── Extracted material ──

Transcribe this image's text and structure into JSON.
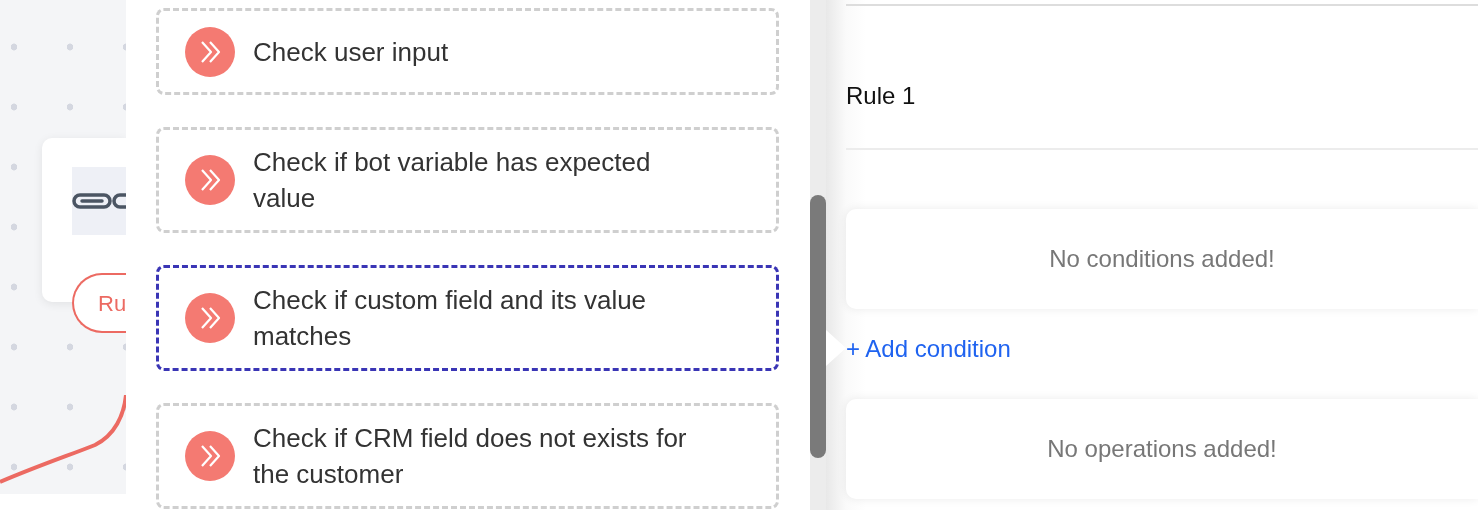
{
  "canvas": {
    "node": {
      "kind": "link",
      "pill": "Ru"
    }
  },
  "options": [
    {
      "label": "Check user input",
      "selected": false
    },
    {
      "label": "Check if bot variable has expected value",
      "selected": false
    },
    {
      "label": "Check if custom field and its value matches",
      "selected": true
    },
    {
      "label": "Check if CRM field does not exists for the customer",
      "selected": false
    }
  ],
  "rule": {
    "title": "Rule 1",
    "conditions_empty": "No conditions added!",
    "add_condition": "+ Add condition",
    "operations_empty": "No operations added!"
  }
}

───

▶ **Exercise prompt**: Copy every record above exactly, leaving out any pictures.

▶ **Exercise answer**:
Transcribe this image's text and structure into JSON.
{
  "canvas": {
    "node": {
      "kind": "link",
      "pill": "Ru"
    }
  },
  "options": [
    {
      "label": "Check user input",
      "selected": false
    },
    {
      "label": "Check if bot variable has expected value",
      "selected": false
    },
    {
      "label": "Check if custom field and its value matches",
      "selected": true
    },
    {
      "label": "Check if CRM field does not exists for the customer",
      "selected": false
    }
  ],
  "rule": {
    "title": "Rule 1",
    "conditions_empty": "No conditions added!",
    "add_condition": "+ Add condition",
    "operations_empty": "No operations added!"
  }
}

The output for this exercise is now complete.